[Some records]
________________

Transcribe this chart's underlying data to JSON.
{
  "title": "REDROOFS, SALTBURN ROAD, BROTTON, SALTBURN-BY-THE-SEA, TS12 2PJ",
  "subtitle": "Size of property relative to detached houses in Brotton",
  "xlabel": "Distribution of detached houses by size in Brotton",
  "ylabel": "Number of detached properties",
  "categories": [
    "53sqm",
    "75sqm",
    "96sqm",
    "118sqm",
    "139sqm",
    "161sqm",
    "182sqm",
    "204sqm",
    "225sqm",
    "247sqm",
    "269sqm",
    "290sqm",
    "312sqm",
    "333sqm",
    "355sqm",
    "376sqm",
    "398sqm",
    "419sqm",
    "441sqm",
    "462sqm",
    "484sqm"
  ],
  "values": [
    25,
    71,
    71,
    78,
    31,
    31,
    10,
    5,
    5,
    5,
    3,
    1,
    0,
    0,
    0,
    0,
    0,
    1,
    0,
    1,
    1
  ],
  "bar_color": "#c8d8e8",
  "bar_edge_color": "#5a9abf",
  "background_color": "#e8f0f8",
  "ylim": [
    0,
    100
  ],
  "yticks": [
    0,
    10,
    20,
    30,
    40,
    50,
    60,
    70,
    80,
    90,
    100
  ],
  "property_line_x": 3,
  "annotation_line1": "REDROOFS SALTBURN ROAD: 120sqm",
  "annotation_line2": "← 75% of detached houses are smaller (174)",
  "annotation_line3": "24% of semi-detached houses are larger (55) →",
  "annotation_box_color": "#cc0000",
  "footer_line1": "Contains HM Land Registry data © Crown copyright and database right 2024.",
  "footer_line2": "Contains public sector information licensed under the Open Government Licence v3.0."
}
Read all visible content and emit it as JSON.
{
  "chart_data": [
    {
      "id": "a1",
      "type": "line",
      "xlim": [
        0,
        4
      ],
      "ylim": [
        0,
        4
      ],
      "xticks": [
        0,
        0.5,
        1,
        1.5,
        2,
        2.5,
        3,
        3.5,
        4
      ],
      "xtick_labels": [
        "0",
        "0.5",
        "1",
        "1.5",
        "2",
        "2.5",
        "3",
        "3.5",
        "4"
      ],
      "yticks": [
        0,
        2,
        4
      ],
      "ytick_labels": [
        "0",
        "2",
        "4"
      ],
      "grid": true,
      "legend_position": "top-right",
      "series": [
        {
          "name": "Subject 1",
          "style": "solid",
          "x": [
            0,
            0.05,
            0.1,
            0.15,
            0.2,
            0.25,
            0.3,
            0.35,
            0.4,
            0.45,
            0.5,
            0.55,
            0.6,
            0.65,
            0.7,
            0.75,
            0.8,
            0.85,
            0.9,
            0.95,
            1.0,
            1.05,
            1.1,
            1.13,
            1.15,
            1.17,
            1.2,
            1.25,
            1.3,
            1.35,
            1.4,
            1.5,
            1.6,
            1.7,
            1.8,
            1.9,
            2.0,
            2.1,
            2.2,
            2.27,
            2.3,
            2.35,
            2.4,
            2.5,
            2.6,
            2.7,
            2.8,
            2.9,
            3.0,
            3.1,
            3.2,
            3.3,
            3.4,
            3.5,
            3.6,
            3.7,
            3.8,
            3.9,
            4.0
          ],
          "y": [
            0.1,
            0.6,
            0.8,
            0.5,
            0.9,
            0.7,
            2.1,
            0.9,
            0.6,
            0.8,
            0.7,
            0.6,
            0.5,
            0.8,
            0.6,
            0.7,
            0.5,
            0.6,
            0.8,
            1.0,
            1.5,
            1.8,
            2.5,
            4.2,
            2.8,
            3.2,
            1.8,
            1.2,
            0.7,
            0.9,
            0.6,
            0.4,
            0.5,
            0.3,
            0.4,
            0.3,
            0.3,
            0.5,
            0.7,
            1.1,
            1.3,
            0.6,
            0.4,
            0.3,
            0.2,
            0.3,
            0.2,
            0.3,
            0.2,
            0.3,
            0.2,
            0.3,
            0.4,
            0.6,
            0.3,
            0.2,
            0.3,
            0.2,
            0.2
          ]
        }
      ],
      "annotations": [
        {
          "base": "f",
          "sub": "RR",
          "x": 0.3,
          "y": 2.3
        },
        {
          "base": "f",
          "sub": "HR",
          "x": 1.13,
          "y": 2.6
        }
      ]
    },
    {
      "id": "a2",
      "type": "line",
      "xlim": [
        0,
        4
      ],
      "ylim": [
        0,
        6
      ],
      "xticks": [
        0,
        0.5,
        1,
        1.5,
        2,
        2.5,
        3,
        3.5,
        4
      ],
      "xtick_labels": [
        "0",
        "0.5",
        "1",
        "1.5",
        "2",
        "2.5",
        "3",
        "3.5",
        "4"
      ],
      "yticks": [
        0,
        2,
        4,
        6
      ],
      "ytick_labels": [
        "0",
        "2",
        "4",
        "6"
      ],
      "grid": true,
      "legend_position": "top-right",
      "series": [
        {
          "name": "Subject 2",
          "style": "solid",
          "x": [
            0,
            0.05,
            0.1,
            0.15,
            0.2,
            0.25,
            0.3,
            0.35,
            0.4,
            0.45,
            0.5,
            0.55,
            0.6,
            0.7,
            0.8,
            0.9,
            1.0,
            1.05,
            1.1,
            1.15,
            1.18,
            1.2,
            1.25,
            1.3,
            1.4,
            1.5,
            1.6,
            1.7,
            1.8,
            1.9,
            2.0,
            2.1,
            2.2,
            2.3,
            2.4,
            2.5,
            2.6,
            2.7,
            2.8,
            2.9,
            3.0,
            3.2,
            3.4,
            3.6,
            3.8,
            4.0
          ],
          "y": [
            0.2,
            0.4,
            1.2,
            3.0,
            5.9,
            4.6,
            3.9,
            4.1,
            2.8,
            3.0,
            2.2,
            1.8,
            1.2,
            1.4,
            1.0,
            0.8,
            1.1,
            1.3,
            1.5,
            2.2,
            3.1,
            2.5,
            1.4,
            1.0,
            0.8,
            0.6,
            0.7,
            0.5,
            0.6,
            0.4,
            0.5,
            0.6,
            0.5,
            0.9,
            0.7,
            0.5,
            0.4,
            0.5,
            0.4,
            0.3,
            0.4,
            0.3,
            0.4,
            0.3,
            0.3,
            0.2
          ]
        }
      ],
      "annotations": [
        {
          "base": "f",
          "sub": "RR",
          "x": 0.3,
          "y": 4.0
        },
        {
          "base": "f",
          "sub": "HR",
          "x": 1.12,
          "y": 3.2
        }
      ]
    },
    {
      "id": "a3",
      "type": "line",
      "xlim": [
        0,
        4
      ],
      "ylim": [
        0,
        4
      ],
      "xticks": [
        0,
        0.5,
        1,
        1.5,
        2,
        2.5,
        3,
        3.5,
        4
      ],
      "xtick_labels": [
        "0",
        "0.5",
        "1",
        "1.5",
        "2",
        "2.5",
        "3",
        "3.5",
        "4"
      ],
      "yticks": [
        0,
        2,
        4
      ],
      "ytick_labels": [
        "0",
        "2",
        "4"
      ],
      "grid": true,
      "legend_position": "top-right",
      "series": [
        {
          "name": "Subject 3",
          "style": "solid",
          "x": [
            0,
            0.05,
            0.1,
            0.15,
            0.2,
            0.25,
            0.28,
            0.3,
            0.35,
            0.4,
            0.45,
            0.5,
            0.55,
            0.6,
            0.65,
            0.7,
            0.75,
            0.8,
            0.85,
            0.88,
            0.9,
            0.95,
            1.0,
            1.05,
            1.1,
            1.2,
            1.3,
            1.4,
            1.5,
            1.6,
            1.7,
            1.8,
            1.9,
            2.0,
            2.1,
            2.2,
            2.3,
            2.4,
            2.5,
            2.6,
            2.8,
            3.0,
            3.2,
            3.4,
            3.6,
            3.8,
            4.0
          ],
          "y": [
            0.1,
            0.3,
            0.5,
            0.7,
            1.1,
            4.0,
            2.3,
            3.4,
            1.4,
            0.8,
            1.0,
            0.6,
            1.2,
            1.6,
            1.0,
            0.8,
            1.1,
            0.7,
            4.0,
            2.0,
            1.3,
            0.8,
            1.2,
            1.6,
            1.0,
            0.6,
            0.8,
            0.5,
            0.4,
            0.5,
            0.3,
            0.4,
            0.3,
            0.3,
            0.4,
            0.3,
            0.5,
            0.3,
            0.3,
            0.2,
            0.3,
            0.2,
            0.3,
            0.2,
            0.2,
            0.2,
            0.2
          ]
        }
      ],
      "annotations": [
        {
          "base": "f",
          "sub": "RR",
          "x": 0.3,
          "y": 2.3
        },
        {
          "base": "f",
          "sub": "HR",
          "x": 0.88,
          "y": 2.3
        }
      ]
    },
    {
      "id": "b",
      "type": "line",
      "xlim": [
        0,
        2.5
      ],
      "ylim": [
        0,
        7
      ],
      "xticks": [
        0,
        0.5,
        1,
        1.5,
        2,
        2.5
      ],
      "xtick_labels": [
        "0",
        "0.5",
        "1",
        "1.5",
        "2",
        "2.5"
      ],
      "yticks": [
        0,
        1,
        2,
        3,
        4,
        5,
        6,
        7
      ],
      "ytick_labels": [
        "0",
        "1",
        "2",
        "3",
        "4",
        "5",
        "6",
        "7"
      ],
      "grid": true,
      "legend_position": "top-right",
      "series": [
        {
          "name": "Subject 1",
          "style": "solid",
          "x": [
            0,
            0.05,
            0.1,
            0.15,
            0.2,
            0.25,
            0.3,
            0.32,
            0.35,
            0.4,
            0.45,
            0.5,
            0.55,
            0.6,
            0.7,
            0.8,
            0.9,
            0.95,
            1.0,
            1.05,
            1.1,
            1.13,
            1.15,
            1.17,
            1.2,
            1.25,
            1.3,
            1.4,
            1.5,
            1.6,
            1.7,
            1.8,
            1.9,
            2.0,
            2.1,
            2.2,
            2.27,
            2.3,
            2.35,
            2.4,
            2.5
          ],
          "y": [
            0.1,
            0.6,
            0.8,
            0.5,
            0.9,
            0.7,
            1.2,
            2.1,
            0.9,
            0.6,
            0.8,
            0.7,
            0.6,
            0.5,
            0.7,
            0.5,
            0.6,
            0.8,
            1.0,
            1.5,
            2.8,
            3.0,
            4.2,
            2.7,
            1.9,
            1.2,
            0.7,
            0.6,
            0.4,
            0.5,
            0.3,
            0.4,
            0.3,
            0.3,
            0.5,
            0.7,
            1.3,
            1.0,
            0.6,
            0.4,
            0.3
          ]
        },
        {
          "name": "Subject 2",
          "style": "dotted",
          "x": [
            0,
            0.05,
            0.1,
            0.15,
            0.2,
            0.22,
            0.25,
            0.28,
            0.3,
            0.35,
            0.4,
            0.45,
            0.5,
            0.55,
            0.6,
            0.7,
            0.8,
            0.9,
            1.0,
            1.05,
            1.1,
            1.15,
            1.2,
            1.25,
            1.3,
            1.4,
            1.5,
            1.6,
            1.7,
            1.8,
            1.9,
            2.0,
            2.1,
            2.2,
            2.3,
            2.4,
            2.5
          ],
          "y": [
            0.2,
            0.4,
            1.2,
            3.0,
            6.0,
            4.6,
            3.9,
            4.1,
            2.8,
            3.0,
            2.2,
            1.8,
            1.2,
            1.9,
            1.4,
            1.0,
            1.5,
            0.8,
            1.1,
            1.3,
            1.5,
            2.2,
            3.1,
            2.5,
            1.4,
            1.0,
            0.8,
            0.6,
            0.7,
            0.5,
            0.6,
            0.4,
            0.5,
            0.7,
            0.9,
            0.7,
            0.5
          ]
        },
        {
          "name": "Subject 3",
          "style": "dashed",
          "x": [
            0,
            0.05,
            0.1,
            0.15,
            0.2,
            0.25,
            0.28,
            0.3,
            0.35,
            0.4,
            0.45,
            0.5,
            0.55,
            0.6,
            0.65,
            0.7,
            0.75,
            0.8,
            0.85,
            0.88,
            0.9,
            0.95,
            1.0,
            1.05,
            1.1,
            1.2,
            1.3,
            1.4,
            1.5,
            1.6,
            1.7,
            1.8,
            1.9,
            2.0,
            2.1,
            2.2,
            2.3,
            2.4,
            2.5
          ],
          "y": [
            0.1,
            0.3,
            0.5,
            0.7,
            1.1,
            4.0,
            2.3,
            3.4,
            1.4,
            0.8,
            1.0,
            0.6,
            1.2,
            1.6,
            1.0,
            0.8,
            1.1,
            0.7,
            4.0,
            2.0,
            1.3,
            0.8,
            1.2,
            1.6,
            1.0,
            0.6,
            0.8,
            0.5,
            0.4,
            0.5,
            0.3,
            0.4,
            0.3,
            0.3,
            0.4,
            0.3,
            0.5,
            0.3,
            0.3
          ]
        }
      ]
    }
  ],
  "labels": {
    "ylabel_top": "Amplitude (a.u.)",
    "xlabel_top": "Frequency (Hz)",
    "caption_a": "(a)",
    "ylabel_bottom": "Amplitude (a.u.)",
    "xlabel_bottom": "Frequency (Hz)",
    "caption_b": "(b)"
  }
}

________________

### BRIEF
Output a single number: how many lines contain the word "detached".

### RESPONSE
5